**What you should do**
Go through the data below and copy it exactly, skipping every picture.

**Input**
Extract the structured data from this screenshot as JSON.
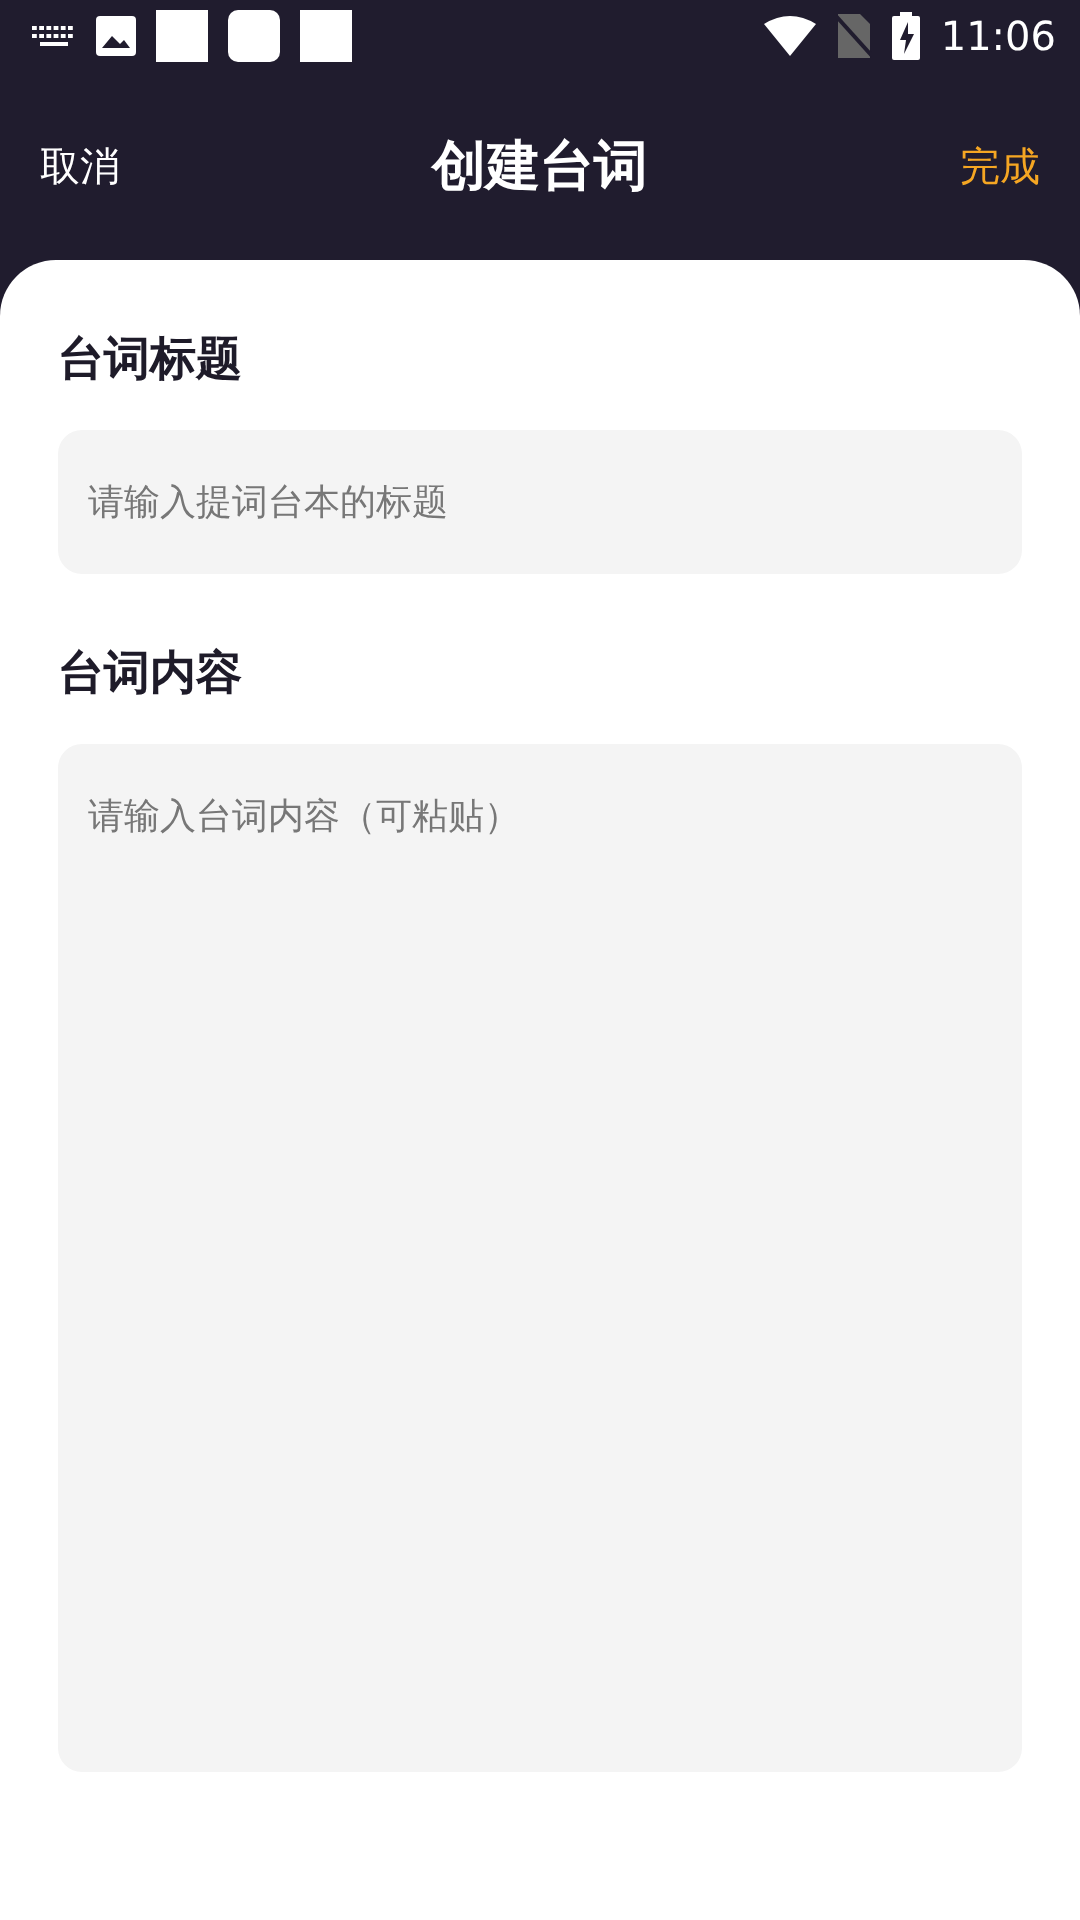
{
  "status_bar": {
    "time": "11:06"
  },
  "nav": {
    "cancel": "取消",
    "title": "创建台词",
    "done": "完成"
  },
  "fields": [
    {
      "label": "台词标题",
      "placeholder": "请输入提词台本的标题",
      "kind": "line"
    },
    {
      "label": "台词内容",
      "placeholder": "请输入台词内容（可粘贴）",
      "kind": "area"
    }
  ]
}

**Response for this exercise**
Extract the structured data from this screenshot as JSON.
{
  "status_bar": {
    "time": "11:06"
  },
  "nav": {
    "cancel": "取消",
    "title": "创建台词",
    "done": "完成"
  },
  "fields": [
    {
      "label": "台词标题",
      "placeholder": "请输入提词台本的标题",
      "kind": "line"
    },
    {
      "label": "台词内容",
      "placeholder": "请输入台词内容（可粘贴）",
      "kind": "area"
    }
  ]
}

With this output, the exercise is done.